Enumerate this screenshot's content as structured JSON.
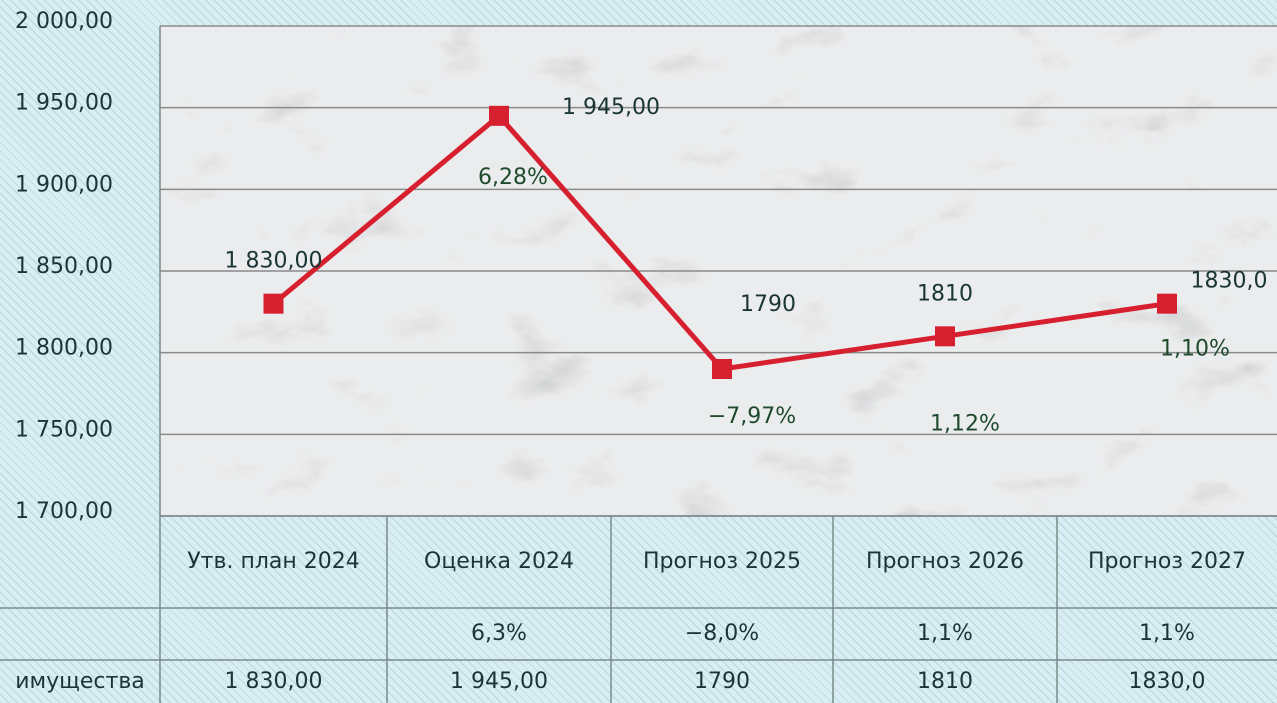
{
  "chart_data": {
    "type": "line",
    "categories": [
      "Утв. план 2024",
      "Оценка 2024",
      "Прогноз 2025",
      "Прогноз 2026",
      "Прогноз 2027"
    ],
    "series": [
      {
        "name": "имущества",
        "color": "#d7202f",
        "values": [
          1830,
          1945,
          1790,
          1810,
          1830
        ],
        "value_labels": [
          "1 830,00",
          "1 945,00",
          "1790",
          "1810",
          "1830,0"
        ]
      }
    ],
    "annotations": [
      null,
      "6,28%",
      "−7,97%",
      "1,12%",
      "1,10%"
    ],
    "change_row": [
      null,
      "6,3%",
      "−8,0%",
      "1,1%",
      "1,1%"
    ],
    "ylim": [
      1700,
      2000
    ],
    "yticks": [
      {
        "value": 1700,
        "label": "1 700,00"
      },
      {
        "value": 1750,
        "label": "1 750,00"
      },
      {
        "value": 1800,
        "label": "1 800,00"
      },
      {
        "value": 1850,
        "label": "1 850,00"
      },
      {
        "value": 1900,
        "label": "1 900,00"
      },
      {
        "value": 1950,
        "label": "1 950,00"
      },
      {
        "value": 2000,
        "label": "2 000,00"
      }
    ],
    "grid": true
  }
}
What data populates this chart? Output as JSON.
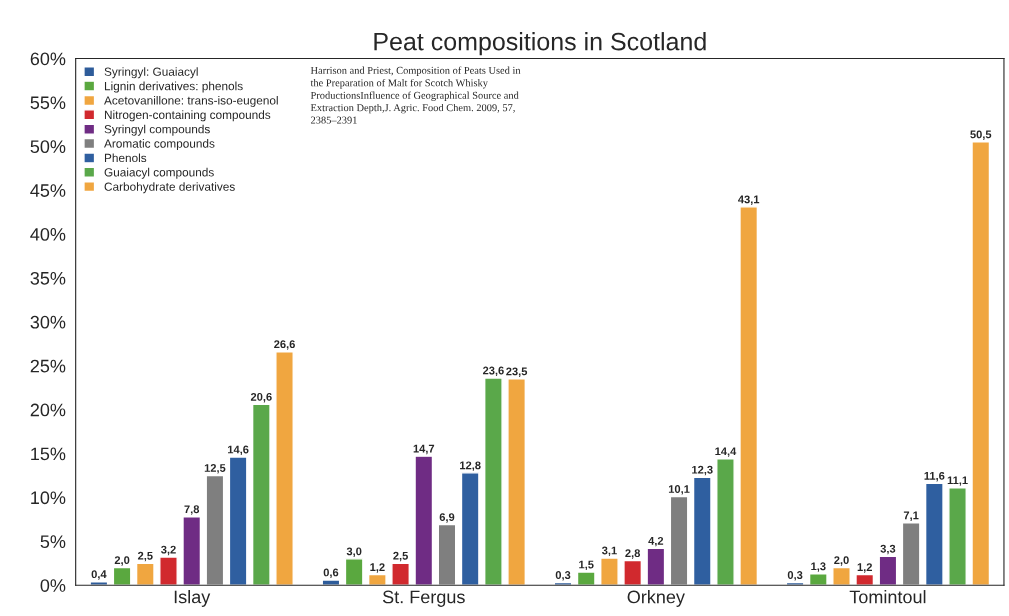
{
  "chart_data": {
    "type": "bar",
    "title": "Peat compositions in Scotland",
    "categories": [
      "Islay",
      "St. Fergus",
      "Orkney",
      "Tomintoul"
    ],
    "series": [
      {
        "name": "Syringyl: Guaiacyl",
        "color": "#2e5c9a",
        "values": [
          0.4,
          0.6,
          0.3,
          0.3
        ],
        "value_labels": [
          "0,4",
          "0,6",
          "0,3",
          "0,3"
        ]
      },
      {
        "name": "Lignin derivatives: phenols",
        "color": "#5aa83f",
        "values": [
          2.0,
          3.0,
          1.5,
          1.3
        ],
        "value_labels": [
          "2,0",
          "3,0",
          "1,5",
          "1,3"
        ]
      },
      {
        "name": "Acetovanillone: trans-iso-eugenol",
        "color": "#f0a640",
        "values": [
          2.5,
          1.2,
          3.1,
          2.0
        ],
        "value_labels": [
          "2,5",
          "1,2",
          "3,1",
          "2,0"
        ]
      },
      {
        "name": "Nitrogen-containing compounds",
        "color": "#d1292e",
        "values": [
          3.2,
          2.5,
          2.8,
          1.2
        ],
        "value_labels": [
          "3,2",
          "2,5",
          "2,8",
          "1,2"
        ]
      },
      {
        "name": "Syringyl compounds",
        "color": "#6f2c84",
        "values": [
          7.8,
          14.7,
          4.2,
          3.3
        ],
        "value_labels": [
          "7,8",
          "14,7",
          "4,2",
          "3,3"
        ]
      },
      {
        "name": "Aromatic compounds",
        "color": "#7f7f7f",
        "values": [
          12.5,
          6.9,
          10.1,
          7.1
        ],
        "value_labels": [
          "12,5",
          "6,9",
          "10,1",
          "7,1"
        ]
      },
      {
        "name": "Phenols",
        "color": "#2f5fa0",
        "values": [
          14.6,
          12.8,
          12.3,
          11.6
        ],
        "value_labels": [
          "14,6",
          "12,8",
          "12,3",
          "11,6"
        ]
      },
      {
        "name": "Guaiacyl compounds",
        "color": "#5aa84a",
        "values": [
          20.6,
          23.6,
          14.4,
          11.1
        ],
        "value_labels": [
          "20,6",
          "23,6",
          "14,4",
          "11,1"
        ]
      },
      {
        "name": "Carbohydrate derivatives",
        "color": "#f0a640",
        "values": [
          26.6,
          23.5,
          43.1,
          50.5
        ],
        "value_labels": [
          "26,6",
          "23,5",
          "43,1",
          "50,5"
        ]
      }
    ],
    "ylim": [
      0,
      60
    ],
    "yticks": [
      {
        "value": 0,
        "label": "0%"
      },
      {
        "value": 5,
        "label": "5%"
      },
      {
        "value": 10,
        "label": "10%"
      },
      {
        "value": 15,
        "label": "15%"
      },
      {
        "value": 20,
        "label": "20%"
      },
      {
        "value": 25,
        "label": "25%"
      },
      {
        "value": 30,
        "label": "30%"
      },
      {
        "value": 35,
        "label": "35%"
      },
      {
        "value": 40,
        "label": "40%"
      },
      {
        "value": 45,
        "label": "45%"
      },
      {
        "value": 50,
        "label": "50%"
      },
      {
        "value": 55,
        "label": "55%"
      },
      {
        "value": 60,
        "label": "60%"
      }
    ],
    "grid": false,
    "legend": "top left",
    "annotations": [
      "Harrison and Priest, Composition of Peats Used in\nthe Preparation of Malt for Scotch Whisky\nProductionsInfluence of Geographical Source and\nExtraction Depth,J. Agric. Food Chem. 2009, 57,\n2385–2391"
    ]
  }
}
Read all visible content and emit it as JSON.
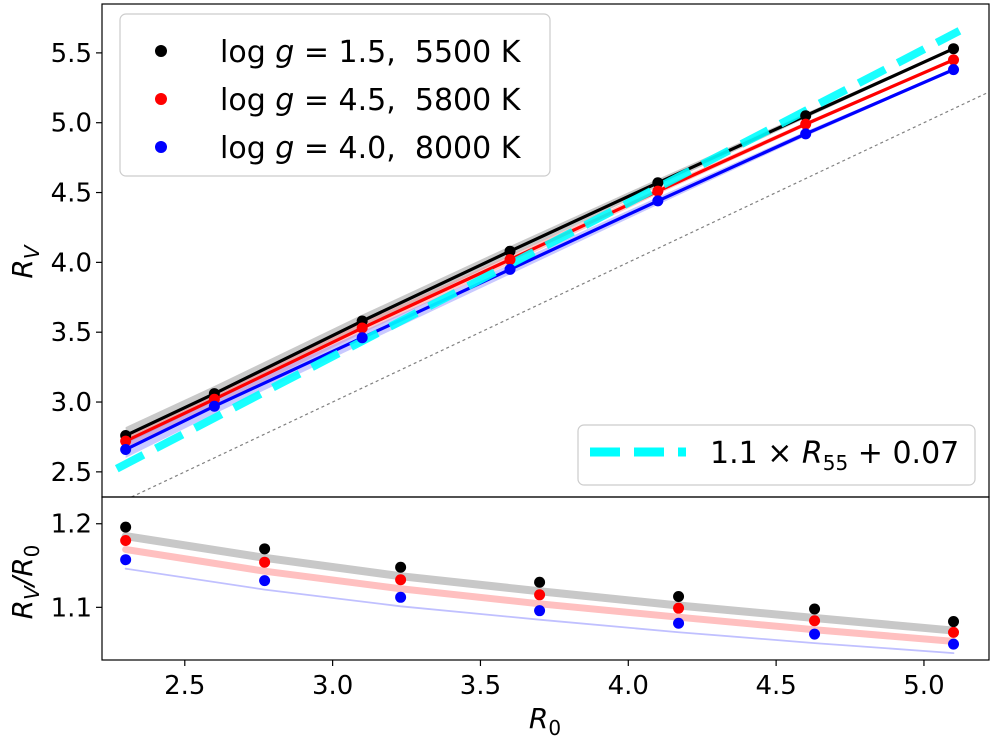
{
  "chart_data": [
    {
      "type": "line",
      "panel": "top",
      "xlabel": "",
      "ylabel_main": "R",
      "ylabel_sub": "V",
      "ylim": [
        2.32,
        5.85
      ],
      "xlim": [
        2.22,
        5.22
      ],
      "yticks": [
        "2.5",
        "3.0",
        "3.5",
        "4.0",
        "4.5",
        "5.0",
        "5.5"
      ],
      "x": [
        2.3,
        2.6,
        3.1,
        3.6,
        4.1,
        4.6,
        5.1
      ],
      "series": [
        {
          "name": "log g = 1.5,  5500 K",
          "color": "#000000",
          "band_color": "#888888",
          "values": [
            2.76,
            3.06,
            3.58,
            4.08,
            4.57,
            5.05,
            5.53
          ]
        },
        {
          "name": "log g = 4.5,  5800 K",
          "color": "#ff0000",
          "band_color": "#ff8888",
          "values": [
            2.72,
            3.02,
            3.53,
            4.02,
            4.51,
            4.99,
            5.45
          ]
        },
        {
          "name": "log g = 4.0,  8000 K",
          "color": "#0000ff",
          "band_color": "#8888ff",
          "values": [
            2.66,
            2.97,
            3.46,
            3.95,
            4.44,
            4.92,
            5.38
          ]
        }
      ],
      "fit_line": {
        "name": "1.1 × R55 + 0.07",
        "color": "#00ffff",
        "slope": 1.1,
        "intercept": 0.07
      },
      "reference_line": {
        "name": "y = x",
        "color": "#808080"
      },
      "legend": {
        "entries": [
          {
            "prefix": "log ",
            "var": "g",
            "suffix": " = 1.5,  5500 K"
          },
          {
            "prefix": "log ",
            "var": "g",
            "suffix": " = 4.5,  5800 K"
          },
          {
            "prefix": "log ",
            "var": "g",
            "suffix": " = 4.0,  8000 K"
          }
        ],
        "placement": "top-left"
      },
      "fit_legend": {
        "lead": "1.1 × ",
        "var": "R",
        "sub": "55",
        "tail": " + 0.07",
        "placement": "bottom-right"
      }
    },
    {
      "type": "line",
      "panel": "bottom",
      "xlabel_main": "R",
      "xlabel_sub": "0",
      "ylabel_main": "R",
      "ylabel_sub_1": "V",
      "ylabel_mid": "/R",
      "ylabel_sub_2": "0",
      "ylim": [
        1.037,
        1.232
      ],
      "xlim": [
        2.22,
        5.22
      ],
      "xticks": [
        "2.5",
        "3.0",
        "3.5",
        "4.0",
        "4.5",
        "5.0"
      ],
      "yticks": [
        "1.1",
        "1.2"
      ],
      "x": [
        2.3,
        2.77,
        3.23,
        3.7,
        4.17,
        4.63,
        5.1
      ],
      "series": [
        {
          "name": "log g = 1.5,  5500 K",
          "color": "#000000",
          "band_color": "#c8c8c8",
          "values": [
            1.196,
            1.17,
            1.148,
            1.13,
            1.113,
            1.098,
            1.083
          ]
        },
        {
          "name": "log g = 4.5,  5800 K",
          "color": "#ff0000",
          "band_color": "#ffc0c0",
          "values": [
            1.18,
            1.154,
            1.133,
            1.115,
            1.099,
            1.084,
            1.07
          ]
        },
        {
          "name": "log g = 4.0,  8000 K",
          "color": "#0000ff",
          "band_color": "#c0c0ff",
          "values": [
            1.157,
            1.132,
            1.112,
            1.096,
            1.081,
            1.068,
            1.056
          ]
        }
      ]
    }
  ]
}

************

# The task
Looking at the data above, show all lines where the word "this" occurs.

# Written reply
Enumerate this screenshot's content as structured JSON.
What data populates this chart? Output as JSON.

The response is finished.